* Work required
Using the data below, gather each line that includes the word "this".

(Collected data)
····················
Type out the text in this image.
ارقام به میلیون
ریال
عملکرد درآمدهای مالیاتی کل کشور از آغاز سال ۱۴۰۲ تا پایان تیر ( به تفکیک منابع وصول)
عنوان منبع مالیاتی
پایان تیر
····················
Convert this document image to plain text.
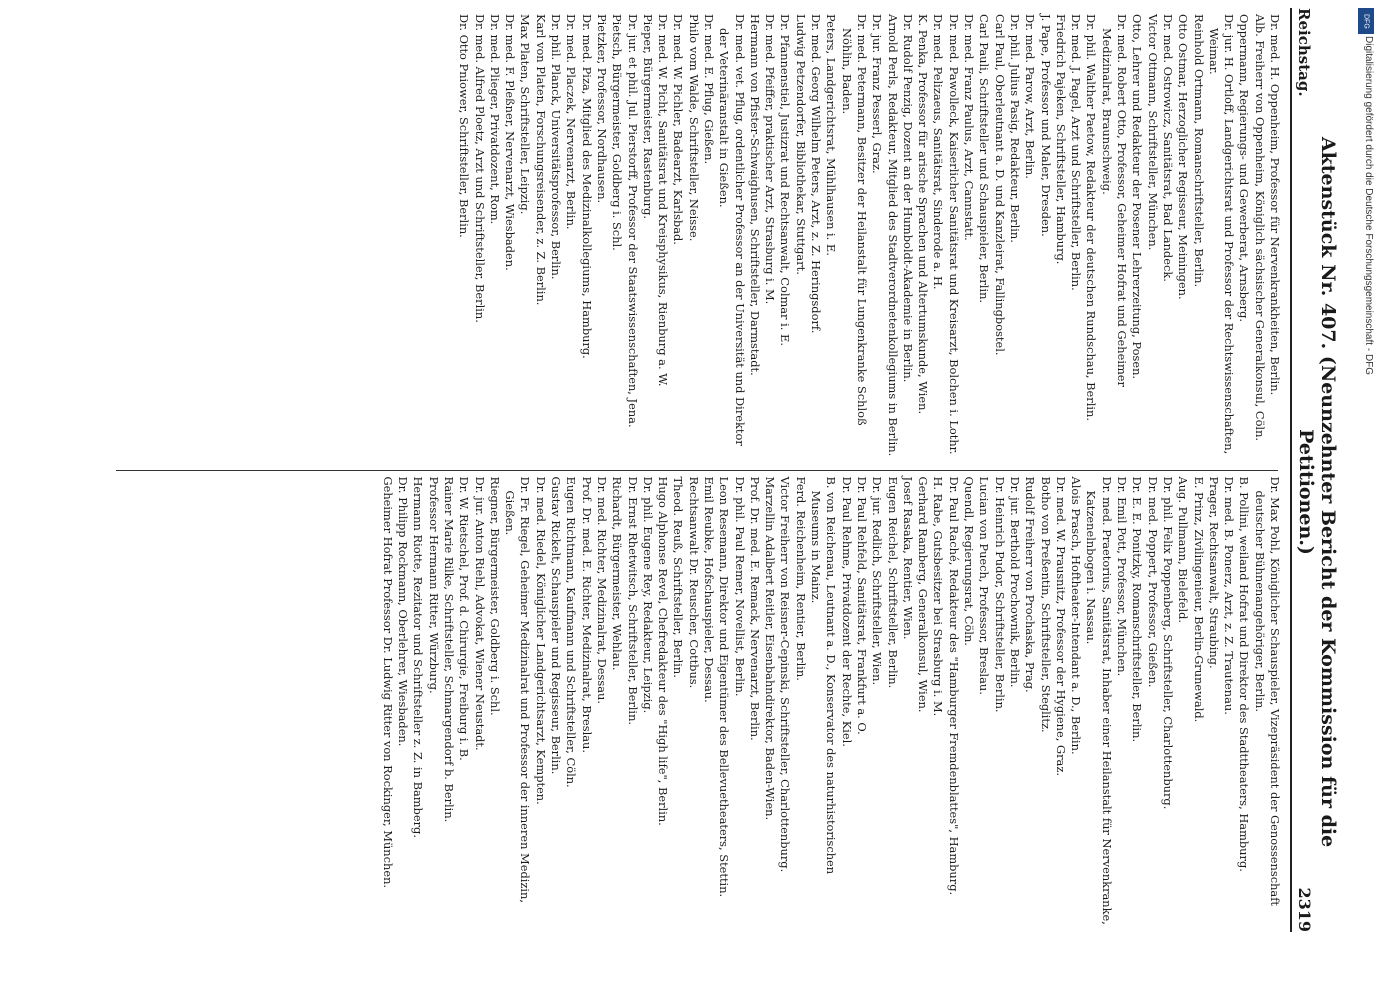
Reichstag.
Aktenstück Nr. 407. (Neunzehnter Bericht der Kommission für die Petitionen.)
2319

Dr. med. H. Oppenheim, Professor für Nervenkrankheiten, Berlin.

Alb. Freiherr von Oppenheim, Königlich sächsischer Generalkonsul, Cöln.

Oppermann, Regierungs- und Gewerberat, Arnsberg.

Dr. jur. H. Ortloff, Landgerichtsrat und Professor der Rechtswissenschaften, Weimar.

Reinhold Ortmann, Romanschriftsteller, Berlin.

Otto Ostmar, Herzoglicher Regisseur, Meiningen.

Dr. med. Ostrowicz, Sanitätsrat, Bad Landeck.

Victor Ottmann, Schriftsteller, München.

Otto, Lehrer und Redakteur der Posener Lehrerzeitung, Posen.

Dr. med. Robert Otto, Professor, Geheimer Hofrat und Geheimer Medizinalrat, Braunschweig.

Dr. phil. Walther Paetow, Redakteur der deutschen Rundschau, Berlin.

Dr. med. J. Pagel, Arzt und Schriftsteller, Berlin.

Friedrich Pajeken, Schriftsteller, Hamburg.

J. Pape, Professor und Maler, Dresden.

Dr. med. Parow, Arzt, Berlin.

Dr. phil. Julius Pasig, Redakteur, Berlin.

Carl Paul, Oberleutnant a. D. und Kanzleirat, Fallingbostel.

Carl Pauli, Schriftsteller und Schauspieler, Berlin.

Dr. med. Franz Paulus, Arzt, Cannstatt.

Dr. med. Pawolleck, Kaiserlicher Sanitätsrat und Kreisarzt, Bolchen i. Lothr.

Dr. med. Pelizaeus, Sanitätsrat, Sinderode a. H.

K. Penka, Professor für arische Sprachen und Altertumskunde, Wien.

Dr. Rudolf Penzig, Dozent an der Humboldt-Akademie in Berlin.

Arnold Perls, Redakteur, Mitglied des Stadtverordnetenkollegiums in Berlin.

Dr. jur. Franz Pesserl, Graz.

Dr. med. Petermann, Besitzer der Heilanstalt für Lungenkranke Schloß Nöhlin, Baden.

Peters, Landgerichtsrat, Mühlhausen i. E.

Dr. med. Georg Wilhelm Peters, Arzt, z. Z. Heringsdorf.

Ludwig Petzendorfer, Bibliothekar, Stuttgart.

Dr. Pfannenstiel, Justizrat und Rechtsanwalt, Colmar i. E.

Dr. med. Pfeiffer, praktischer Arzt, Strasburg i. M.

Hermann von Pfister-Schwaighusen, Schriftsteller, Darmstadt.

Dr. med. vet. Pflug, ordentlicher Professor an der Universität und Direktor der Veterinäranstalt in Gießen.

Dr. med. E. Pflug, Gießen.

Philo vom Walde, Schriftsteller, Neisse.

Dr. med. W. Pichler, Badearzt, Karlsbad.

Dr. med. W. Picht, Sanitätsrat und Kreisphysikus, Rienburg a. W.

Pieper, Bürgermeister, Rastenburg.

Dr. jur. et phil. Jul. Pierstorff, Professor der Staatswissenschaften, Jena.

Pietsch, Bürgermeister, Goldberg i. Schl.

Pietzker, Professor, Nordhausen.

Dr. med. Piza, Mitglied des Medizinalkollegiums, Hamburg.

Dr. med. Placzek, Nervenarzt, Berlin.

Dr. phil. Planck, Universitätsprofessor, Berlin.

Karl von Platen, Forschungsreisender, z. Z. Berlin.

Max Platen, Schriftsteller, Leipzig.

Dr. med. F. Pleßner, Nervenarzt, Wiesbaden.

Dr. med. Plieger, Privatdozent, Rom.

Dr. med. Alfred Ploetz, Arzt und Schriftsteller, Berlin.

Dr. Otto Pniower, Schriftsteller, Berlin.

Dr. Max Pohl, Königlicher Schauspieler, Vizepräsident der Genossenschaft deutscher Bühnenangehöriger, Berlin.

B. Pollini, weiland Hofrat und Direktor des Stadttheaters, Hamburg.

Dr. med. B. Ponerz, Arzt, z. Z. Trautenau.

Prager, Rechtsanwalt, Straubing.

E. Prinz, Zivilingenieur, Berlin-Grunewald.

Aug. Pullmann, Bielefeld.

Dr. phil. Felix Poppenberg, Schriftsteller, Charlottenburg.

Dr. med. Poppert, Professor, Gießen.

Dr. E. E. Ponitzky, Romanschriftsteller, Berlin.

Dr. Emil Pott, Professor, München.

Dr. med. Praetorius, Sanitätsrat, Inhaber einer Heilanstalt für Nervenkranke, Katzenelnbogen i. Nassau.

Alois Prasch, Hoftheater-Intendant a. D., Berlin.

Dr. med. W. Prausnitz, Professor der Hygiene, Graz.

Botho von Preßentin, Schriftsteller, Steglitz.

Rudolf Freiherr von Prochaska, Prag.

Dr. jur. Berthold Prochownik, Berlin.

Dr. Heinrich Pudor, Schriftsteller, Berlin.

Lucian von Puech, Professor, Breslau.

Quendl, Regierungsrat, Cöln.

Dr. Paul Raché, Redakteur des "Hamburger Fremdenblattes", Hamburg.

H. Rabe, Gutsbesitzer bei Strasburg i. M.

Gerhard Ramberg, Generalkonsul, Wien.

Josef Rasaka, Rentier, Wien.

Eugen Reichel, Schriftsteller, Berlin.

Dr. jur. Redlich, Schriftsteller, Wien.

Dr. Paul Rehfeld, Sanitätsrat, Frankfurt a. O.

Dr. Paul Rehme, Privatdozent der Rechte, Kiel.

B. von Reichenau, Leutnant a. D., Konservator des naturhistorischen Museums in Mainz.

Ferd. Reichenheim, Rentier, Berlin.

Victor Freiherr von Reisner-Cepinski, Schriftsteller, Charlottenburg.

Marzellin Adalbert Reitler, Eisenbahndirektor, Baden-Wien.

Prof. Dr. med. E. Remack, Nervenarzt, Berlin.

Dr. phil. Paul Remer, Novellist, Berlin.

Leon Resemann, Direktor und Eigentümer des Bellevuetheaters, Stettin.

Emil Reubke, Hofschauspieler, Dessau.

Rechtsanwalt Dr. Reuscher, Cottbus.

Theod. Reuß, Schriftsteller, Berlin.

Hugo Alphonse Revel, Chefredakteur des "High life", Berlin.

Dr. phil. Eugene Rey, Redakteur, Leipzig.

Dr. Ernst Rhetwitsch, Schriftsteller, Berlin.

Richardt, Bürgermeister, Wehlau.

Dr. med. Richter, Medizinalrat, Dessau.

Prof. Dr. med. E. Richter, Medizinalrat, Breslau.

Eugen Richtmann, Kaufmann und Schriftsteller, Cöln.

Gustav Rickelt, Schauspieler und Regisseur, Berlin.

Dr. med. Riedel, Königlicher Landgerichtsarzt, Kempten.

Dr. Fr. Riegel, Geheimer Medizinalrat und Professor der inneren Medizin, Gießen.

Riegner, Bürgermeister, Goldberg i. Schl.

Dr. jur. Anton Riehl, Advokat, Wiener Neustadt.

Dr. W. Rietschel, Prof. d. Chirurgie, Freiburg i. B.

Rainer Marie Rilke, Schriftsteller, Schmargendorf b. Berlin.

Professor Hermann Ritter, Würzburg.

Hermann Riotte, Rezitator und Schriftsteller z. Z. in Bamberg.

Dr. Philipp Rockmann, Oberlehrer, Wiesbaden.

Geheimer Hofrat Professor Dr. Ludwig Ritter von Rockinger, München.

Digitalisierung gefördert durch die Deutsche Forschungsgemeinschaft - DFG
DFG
····················
* Answer
Type out the text in this image.
Convert this document image to plain text.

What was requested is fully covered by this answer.